=== Records supplied ===

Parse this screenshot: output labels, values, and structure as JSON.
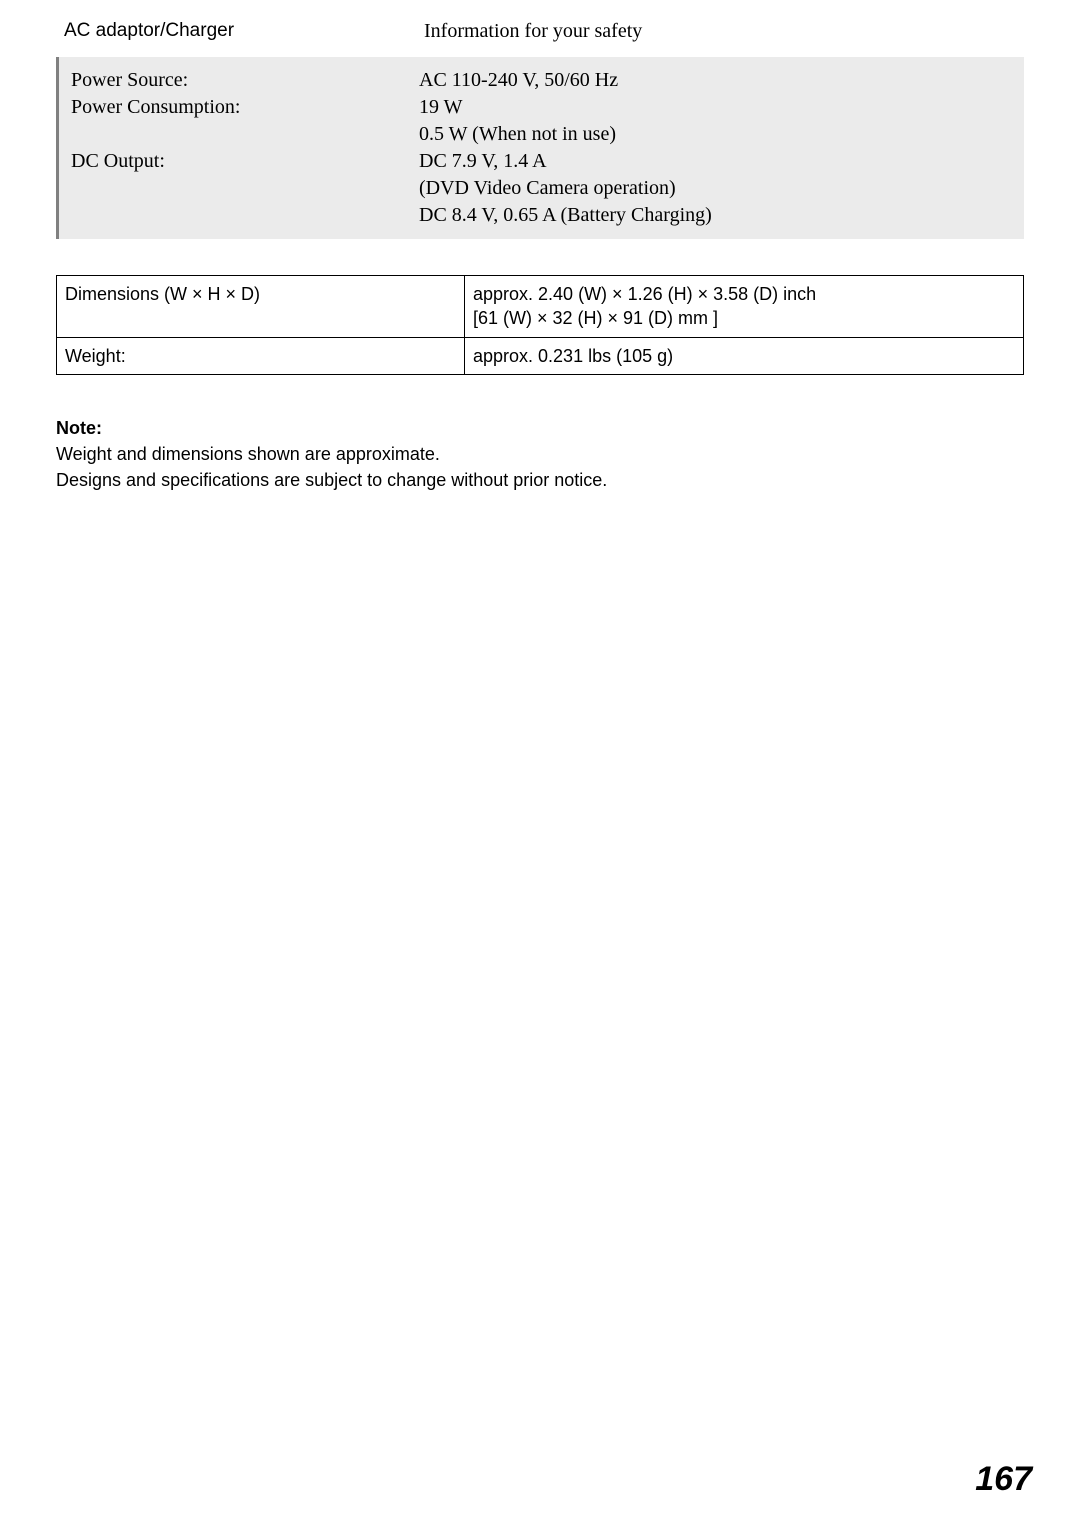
{
  "header": {
    "left": "AC adaptor/Charger",
    "right": "Information for your safety"
  },
  "gray_rows": [
    {
      "label": "Power Source:",
      "value": "AC 110-240 V, 50/60 Hz"
    },
    {
      "label": "Power Consumption:",
      "value": "19 W"
    },
    {
      "label": "",
      "value": "0.5 W (When not in use)"
    },
    {
      "label": "DC Output:",
      "value": "DC 7.9 V, 1.4 A"
    },
    {
      "label": "",
      "value": "(DVD Video Camera operation)"
    },
    {
      "label": "",
      "value": "DC 8.4 V, 0.65 A (Battery Charging)"
    }
  ],
  "spec_table": {
    "rows": [
      {
        "label": "Dimensions (W × H × D)",
        "value": "approx. 2.40 (W) × 1.26 (H) × 3.58 (D) inch\n[61 (W) × 32 (H) × 91 (D) mm ]"
      },
      {
        "label": "Weight:",
        "value": "approx. 0.231 lbs (105 g)"
      }
    ]
  },
  "note": {
    "label": "Note:",
    "line1": "Weight and dimensions shown are approximate.",
    "line2": "Designs and specifications are subject to change without prior notice."
  },
  "page_number": "167"
}
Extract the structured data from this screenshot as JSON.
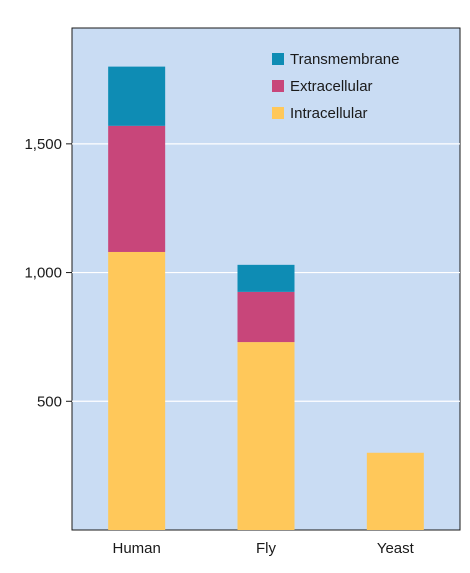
{
  "chart_data": {
    "type": "bar",
    "stacked": true,
    "categories": [
      "Human",
      "Fly",
      "Yeast"
    ],
    "series": [
      {
        "name": "Intracellular",
        "values": [
          1080,
          730,
          300
        ],
        "color": "#ffc85a"
      },
      {
        "name": "Extracellular",
        "values": [
          490,
          195,
          0
        ],
        "color": "#c8467a"
      },
      {
        "name": "Transmembrane",
        "values": [
          230,
          105,
          0
        ],
        "color": "#0e8cb4"
      }
    ],
    "legend_order": [
      "Transmembrane",
      "Extracellular",
      "Intracellular"
    ],
    "yticks": [
      500,
      1000,
      1500
    ],
    "ytick_labels": [
      "500",
      "1,000",
      "1,500"
    ],
    "ylim": [
      0,
      1950
    ],
    "grid": true,
    "legend_position": "top-right",
    "plot_background": "#c9dcf3",
    "title": "",
    "xlabel": "",
    "ylabel": ""
  }
}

===

**Short task**
Wherever "screenshot" shows up in a line, copy that line.

**Written answer**
Parse this screenshot: output labels, values, and structure as JSON.
Extract the structured data from this screenshot as JSON.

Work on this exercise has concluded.